* JOB
Go through the listing below and list every line with "Clearance".

* DATA FOR PROCESSING
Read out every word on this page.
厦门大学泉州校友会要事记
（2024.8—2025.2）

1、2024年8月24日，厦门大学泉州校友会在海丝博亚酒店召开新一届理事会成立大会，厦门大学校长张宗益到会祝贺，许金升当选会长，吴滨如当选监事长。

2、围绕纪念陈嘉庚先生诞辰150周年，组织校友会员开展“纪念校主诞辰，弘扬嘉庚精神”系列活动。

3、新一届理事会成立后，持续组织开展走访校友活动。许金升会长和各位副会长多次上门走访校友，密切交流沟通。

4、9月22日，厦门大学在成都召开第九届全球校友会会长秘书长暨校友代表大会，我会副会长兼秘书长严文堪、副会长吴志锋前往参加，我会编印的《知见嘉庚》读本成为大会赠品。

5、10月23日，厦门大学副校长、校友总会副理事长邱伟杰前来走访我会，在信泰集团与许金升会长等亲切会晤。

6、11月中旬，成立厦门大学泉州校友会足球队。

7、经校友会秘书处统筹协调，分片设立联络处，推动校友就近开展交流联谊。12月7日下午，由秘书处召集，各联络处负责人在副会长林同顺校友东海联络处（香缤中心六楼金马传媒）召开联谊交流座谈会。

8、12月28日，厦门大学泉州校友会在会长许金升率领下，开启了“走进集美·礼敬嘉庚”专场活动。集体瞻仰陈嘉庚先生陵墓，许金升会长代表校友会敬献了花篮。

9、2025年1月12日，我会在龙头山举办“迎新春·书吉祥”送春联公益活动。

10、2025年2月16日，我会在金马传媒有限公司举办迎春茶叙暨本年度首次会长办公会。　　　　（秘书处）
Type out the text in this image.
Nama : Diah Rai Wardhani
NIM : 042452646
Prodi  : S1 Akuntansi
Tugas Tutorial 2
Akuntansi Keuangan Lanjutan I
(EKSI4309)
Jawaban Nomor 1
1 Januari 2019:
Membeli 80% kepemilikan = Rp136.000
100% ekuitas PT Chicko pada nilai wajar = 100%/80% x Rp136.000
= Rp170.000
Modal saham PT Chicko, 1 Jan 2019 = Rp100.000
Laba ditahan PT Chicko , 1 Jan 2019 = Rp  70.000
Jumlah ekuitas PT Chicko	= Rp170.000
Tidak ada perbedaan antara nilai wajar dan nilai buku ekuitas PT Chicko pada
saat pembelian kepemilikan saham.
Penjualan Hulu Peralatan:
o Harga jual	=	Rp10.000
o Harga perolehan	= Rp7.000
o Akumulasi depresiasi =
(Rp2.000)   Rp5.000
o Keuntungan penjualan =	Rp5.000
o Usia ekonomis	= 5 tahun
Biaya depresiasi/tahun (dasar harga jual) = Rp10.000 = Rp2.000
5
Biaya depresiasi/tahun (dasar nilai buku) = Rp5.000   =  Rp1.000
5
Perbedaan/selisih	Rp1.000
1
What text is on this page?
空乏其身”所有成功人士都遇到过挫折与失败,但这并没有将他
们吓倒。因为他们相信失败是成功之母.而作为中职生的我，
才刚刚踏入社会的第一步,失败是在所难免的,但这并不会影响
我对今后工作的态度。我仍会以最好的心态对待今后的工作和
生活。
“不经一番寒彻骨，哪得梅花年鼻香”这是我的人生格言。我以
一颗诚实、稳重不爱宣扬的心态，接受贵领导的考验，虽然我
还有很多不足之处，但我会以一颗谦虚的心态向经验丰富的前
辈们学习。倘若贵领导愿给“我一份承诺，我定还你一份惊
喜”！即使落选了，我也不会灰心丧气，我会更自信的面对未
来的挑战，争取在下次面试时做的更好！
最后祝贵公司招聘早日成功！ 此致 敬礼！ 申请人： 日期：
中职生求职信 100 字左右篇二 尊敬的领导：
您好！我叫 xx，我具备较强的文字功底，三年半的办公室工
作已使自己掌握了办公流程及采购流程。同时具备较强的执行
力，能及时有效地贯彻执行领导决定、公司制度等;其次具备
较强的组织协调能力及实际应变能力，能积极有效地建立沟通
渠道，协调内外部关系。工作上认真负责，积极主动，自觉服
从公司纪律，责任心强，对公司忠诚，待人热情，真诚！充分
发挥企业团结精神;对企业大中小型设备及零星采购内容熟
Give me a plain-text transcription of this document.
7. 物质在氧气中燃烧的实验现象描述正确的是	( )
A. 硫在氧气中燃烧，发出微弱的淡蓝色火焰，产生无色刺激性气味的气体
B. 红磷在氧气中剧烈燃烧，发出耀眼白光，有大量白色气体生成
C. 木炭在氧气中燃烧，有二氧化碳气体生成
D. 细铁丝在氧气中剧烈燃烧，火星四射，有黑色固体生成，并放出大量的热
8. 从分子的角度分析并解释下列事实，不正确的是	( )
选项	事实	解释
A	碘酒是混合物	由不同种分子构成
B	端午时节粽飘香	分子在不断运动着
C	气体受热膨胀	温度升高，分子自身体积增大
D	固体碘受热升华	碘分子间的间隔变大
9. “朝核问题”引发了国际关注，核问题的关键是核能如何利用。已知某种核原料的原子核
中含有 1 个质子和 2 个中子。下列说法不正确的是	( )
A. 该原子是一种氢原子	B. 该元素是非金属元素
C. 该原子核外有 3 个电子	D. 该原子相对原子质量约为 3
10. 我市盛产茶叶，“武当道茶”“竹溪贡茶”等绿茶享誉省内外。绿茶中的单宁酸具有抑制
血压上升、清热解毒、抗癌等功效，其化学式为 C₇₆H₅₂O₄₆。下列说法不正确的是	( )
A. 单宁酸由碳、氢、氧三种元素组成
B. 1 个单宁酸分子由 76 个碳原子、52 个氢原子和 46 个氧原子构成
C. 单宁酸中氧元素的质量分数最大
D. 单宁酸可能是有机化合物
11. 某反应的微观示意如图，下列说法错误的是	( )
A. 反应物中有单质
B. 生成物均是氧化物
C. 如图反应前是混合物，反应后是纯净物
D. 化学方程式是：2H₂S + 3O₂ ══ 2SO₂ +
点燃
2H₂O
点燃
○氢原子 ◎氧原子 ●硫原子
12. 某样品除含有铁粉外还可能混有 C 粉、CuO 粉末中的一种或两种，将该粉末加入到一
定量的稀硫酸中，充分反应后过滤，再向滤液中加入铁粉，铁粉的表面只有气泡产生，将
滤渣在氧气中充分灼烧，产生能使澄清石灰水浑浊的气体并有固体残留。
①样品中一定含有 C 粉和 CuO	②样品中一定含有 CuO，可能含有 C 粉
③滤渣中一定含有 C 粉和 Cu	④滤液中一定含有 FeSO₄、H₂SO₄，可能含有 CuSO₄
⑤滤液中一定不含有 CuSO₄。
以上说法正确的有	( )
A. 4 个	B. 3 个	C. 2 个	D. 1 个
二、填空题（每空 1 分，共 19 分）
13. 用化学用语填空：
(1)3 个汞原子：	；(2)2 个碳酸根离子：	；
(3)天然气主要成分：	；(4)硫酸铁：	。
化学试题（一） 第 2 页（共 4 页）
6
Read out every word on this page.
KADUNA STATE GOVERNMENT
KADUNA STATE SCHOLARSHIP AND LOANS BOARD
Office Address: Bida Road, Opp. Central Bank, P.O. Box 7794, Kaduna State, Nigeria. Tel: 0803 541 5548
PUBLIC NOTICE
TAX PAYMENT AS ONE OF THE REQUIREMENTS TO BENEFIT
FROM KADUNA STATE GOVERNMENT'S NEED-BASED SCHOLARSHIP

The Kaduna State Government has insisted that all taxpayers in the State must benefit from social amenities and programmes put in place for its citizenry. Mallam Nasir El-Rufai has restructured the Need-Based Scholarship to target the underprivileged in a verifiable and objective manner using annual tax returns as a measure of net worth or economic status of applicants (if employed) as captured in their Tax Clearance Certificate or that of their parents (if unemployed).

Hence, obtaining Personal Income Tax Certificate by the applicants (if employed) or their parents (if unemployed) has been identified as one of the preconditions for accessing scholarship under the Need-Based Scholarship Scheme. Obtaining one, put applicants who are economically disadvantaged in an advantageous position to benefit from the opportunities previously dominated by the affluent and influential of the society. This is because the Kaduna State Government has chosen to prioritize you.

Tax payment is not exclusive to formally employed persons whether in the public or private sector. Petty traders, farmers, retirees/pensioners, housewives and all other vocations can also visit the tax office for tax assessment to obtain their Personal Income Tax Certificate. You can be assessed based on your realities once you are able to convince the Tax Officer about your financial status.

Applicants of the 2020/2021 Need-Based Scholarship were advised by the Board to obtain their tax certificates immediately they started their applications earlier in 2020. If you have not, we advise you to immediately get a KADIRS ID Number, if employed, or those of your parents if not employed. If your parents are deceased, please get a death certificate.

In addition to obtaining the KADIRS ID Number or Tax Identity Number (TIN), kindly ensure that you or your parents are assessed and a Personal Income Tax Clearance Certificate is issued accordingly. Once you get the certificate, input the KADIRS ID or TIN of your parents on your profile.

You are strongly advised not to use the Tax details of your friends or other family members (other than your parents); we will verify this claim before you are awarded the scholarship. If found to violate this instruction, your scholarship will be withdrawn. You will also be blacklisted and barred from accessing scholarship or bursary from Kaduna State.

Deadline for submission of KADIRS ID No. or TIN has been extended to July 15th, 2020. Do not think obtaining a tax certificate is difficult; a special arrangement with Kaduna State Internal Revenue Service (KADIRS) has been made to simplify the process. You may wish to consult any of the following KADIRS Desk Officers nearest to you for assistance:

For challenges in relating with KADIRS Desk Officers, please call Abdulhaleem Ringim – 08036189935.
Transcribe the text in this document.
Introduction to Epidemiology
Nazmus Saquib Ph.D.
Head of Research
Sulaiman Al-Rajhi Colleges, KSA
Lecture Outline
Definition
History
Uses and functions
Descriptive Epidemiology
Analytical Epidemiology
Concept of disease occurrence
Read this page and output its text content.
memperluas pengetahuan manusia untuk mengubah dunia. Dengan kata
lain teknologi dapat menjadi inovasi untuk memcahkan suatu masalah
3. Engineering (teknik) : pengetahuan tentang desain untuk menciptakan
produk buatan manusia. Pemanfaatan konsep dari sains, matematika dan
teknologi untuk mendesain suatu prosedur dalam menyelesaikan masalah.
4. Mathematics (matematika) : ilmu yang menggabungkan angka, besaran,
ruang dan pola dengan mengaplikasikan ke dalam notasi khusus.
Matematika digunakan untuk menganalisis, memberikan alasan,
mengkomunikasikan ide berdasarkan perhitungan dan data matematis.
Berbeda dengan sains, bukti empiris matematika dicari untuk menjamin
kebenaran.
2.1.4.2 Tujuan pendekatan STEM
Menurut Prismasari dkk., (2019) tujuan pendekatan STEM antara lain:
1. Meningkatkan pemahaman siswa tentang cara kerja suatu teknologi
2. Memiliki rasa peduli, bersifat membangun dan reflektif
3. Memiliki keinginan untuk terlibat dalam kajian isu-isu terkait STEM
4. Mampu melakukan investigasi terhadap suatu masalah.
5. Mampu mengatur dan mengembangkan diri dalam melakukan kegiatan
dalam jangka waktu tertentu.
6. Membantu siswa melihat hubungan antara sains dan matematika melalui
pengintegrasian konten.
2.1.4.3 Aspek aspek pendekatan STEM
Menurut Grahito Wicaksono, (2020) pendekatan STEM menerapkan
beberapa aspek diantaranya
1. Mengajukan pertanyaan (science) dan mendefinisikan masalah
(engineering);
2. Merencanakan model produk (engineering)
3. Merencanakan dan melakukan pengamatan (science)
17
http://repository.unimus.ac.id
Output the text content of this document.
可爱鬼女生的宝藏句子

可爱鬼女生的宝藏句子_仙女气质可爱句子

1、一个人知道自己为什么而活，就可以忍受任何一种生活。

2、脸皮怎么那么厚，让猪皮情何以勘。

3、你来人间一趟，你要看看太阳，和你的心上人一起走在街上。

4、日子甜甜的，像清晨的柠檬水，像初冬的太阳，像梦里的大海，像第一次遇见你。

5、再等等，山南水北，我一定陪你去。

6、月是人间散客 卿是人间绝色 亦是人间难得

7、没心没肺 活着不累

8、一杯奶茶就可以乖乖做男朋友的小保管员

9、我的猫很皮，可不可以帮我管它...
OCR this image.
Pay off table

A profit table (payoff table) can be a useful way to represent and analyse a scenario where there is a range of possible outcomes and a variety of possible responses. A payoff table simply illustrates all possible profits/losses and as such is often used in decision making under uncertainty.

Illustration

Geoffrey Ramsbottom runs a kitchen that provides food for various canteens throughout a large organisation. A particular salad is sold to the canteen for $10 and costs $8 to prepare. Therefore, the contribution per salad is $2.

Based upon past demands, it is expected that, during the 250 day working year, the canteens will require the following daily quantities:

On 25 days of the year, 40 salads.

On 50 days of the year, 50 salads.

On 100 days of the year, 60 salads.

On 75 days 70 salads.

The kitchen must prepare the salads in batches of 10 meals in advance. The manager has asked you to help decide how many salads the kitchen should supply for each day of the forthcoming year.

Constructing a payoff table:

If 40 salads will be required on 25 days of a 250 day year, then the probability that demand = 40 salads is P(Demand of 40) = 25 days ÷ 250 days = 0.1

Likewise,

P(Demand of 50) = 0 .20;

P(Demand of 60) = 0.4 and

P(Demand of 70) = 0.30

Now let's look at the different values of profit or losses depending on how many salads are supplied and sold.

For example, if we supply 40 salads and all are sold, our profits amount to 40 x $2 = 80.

* FINISHED TASK
The Kaduna State Government has insisted that all taxpayers in the State must benefit from social amenities and programmes put in place for its citizenry. Mallam Nasir El-Rufai has restructured the Need-Based Scholarship to target the underprivileged in a verifiable and objective manner using annual tax returns as a measure of net worth or economic status of applicants (if employed) as captured in their Tax Clearance Certificate or that of their parents (if unemployed).
In addition to obtaining the KADIRS ID Number or Tax Identity Number (TIN), kindly ensure that you or your parents are assessed and a Personal Income Tax Clearance Certificate is issued accordingly. Once you get the certificate, input the KADIRS ID or TIN of your parents on your profile.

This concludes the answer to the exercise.